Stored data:

>>>>

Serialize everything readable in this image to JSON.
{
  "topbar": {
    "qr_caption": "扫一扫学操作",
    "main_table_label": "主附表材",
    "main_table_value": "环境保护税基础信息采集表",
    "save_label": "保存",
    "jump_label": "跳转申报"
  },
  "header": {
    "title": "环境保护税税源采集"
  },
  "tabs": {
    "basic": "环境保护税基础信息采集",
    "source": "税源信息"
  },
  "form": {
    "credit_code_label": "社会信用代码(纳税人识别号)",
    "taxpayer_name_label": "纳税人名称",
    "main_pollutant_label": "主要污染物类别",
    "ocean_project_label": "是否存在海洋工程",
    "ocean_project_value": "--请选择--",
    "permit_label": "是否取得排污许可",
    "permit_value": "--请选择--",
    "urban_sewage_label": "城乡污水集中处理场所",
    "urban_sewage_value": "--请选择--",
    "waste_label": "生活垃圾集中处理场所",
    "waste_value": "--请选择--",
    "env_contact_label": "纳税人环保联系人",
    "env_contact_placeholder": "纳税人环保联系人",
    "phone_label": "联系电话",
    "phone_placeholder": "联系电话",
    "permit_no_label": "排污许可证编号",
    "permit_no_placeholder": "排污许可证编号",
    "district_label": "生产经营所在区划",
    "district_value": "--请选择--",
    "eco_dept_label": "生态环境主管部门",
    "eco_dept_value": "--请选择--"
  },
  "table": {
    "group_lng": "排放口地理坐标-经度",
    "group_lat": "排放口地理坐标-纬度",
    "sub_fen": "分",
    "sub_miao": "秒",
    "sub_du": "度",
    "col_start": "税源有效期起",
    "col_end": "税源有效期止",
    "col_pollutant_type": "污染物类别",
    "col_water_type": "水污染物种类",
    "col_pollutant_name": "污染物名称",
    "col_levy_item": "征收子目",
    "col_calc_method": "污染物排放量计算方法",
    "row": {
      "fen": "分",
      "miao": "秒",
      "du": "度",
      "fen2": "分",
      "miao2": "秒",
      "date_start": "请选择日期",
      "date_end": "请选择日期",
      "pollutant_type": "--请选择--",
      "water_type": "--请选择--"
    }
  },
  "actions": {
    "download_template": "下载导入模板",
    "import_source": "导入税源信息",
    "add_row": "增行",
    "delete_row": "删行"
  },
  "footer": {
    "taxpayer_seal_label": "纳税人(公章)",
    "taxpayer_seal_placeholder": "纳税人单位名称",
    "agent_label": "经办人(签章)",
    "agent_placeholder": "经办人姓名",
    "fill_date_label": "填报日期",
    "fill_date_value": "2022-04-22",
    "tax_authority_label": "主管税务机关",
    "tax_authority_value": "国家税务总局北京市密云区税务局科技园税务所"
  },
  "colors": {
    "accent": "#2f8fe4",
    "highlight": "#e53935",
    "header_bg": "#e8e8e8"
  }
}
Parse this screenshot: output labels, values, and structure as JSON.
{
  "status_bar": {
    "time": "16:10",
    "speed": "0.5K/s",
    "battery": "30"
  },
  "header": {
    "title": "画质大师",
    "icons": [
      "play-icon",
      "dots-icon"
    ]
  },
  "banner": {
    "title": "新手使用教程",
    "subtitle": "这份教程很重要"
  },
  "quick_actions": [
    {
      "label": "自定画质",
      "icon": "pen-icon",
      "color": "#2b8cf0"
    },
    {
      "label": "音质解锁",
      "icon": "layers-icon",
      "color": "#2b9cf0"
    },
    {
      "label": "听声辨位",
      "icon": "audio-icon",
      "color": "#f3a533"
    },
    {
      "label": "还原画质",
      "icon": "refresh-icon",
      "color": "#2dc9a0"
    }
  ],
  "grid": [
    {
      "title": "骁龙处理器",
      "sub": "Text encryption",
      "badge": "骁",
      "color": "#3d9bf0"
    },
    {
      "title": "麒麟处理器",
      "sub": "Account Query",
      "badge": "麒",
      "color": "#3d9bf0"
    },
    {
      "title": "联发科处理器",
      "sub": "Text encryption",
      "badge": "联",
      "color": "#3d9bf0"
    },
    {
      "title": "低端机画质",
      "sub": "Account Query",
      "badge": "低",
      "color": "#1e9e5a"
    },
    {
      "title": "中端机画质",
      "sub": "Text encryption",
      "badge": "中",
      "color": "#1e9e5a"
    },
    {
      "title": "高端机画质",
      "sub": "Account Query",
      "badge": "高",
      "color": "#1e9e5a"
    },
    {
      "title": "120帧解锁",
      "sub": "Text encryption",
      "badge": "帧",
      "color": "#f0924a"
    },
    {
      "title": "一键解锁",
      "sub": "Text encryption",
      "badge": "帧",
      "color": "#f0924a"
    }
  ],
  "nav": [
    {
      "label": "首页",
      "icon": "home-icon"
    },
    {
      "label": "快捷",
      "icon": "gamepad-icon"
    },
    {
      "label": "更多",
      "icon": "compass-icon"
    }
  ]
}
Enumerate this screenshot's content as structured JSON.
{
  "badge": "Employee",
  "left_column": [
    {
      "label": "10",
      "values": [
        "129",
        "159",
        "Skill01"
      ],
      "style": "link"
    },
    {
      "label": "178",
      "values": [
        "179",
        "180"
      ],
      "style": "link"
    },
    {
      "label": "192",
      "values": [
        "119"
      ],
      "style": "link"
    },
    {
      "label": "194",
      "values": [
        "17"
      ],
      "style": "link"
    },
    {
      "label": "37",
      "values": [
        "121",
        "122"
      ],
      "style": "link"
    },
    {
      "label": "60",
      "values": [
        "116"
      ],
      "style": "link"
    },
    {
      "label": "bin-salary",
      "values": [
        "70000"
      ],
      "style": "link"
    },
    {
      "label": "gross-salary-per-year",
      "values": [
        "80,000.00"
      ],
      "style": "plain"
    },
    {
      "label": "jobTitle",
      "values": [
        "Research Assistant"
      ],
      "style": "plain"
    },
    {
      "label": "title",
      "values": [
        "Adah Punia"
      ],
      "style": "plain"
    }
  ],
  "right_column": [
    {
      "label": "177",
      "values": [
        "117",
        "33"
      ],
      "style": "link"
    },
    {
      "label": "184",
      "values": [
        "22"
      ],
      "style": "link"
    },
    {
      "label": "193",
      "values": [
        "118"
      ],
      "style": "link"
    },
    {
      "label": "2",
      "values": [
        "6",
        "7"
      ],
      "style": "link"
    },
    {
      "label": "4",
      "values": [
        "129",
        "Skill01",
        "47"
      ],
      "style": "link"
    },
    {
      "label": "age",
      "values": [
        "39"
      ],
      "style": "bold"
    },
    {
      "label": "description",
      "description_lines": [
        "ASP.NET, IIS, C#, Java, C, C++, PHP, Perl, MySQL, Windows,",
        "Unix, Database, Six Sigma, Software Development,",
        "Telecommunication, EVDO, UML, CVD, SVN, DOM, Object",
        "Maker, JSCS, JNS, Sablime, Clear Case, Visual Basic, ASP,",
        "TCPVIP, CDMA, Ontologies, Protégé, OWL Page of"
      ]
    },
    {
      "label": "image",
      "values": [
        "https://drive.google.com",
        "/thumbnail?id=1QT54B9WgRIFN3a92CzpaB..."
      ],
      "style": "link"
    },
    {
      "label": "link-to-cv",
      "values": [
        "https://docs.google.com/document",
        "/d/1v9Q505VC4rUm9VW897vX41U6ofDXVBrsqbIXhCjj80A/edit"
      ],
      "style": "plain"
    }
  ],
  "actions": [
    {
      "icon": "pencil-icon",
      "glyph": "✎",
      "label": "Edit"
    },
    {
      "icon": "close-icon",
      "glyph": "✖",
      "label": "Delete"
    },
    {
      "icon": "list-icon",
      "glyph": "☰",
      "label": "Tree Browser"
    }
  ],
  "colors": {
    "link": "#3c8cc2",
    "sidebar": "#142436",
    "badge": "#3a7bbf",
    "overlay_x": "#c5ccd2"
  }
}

<<<<

• **Aim of the exercise**: Print out every record again, exactly and in full.

• **Reply to the task**:
Serialize everything readable in this image to JSON.
{
  "topbar": {
    "qr_caption": "扫一扫学操作",
    "main_table_label": "主附表材",
    "main_table_value": "环境保护税基础信息采集表",
    "save_label": "保存",
    "jump_label": "跳转申报"
  },
  "header": {
    "title": "环境保护税税源采集"
  },
  "tabs": {
    "basic": "环境保护税基础信息采集",
    "source": "税源信息"
  },
  "form": {
    "credit_code_label": "社会信用代码(纳税人识别号)",
    "taxpayer_name_label": "纳税人名称",
    "main_pollutant_label": "主要污染物类别",
    "ocean_project_label": "是否存在海洋工程",
    "ocean_project_value": "--请选择--",
    "permit_label": "是否取得排污许可",
    "permit_value": "--请选择--",
    "urban_sewage_label": "城乡污水集中处理场所",
    "urban_sewage_value": "--请选择--",
    "waste_label": "生活垃圾集中处理场所",
    "waste_value": "--请选择--",
    "env_contact_label": "纳税人环保联系人",
    "env_contact_placeholder": "纳税人环保联系人",
    "phone_label": "联系电话",
    "phone_placeholder": "联系电话",
    "permit_no_label": "排污许可证编号",
    "permit_no_placeholder": "排污许可证编号",
    "district_label": "生产经营所在区划",
    "district_value": "--请选择--",
    "eco_dept_label": "生态环境主管部门",
    "eco_dept_value": "--请选择--"
  },
  "table": {
    "group_lng": "排放口地理坐标-经度",
    "group_lat": "排放口地理坐标-纬度",
    "sub_fen": "分",
    "sub_miao": "秒",
    "sub_du": "度",
    "col_start": "税源有效期起",
    "col_end": "税源有效期止",
    "col_pollutant_type": "污染物类别",
    "col_water_type": "水污染物种类",
    "col_pollutant_name": "污染物名称",
    "col_levy_item": "征收子目",
    "col_calc_method": "污染物排放量计算方法",
    "row": {
      "fen": "分",
      "miao": "秒",
      "du": "度",
      "fen2": "分",
      "miao2": "秒",
      "date_start": "请选择日期",
      "date_end": "请选择日期",
      "pollutant_type": "--请选择--",
      "water_type": "--请选择--"
    }
  },
  "actions": {
    "download_template": "下载导入模板",
    "import_source": "导入税源信息",
    "add_row": "增行",
    "delete_row": "删行"
  },
  "footer": {
    "taxpayer_seal_label": "纳税人(公章)",
    "taxpayer_seal_placeholder": "纳税人单位名称",
    "agent_label": "经办人(签章)",
    "agent_placeholder": "经办人姓名",
    "fill_date_label": "填报日期",
    "fill_date_value": "2022-04-22",
    "tax_authority_label": "主管税务机关",
    "tax_authority_value": "国家税务总局北京市密云区税务局科技园税务所"
  },
  "colors": {
    "accent": "#2f8fe4",
    "highlight": "#e53935",
    "header_bg": "#e8e8e8"
  }
}
Parse this screenshot: output labels, values, and structure as JSON.
{
  "status_bar": {
    "time": "16:10",
    "speed": "0.5K/s",
    "battery": "30"
  },
  "header": {
    "title": "画质大师",
    "icons": [
      "play-icon",
      "dots-icon"
    ]
  },
  "banner": {
    "title": "新手使用教程",
    "subtitle": "这份教程很重要"
  },
  "quick_actions": [
    {
      "label": "自定画质",
      "icon": "pen-icon",
      "color": "#2b8cf0"
    },
    {
      "label": "音质解锁",
      "icon": "layers-icon",
      "color": "#2b9cf0"
    },
    {
      "label": "听声辨位",
      "icon": "audio-icon",
      "color": "#f3a533"
    },
    {
      "label": "还原画质",
      "icon": "refresh-icon",
      "color": "#2dc9a0"
    }
  ],
  "grid": [
    {
      "title": "骁龙处理器",
      "sub": "Text encryption",
      "badge": "骁",
      "color": "#3d9bf0"
    },
    {
      "title": "麒麟处理器",
      "sub": "Account Query",
      "badge": "麒",
      "color": "#3d9bf0"
    },
    {
      "title": "联发科处理器",
      "sub": "Text encryption",
      "badge": "联",
      "color": "#3d9bf0"
    },
    {
      "title": "低端机画质",
      "sub": "Account Query",
      "badge": "低",
      "color": "#1e9e5a"
    },
    {
      "title": "中端机画质",
      "sub": "Text encryption",
      "badge": "中",
      "color": "#1e9e5a"
    },
    {
      "title": "高端机画质",
      "sub": "Account Query",
      "badge": "高",
      "color": "#1e9e5a"
    },
    {
      "title": "120帧解锁",
      "sub": "Text encryption",
      "badge": "帧",
      "color": "#f0924a"
    },
    {
      "title": "一键解锁",
      "sub": "Text encryption",
      "badge": "帧",
      "color": "#f0924a"
    }
  ],
  "nav": [
    {
      "label": "首页",
      "icon": "home-icon"
    },
    {
      "label": "快捷",
      "icon": "gamepad-icon"
    },
    {
      "label": "更多",
      "icon": "compass-icon"
    }
  ]
}
Enumerate this screenshot's content as structured JSON.
{
  "badge": "Employee",
  "left_column": [
    {
      "label": "10",
      "values": [
        "129",
        "159",
        "Skill01"
      ],
      "style": "link"
    },
    {
      "label": "178",
      "values": [
        "179",
        "180"
      ],
      "style": "link"
    },
    {
      "label": "192",
      "values": [
        "119"
      ],
      "style": "link"
    },
    {
      "label": "194",
      "values": [
        "17"
      ],
      "style": "link"
    },
    {
      "label": "37",
      "values": [
        "121",
        "122"
      ],
      "style": "link"
    },
    {
      "label": "60",
      "values": [
        "116"
      ],
      "style": "link"
    },
    {
      "label": "bin-salary",
      "values": [
        "70000"
      ],
      "style": "link"
    },
    {
      "label": "gross-salary-per-year",
      "values": [
        "80,000.00"
      ],
      "style": "plain"
    },
    {
      "label": "jobTitle",
      "values": [
        "Research Assistant"
      ],
      "style": "plain"
    },
    {
      "label": "title",
      "values": [
        "Adah Punia"
      ],
      "style": "plain"
    }
  ],
  "right_column": [
    {
      "label": "177",
      "values": [
        "117",
        "33"
      ],
      "style": "link"
    },
    {
      "label": "184",
      "values": [
        "22"
      ],
      "style": "link"
    },
    {
      "label": "193",
      "values": [
        "118"
      ],
      "style": "link"
    },
    {
      "label": "2",
      "values": [
        "6",
        "7"
      ],
      "style": "link"
    },
    {
      "label": "4",
      "values": [
        "129",
        "Skill01",
        "47"
      ],
      "style": "link"
    },
    {
      "label": "age",
      "values": [
        "39"
      ],
      "style": "bold"
    },
    {
      "label": "description",
      "description_lines": [
        "ASP.NET, IIS, C#, Java, C, C++, PHP, Perl, MySQL, Windows,",
        "Unix, Database, Six Sigma, Software Development,",
        "Telecommunication, EVDO, UML, CVD, SVN, DOM, Object",
        "Maker, JSCS, JNS, Sablime, Clear Case, Visual Basic, ASP,",
        "TCPVIP, CDMA, Ontologies, Protégé, OWL Page of"
      ]
    },
    {
      "label": "image",
      "values": [
        "https://drive.google.com",
        "/thumbnail?id=1QT54B9WgRIFN3a92CzpaB..."
      ],
      "style": "link"
    },
    {
      "label": "link-to-cv",
      "values": [
        "https://docs.google.com/document",
        "/d/1v9Q505VC4rUm9VW897vX41U6ofDXVBrsqbIXhCjj80A/edit"
      ],
      "style": "plain"
    }
  ],
  "actions": [
    {
      "icon": "pencil-icon",
      "glyph": "✎",
      "label": "Edit"
    },
    {
      "icon": "close-icon",
      "glyph": "✖",
      "label": "Delete"
    },
    {
      "icon": "list-icon",
      "glyph": "☰",
      "label": "Tree Browser"
    }
  ],
  "colors": {
    "link": "#3c8cc2",
    "sidebar": "#142436",
    "badge": "#3a7bbf",
    "overlay_x": "#c5ccd2"
  }
}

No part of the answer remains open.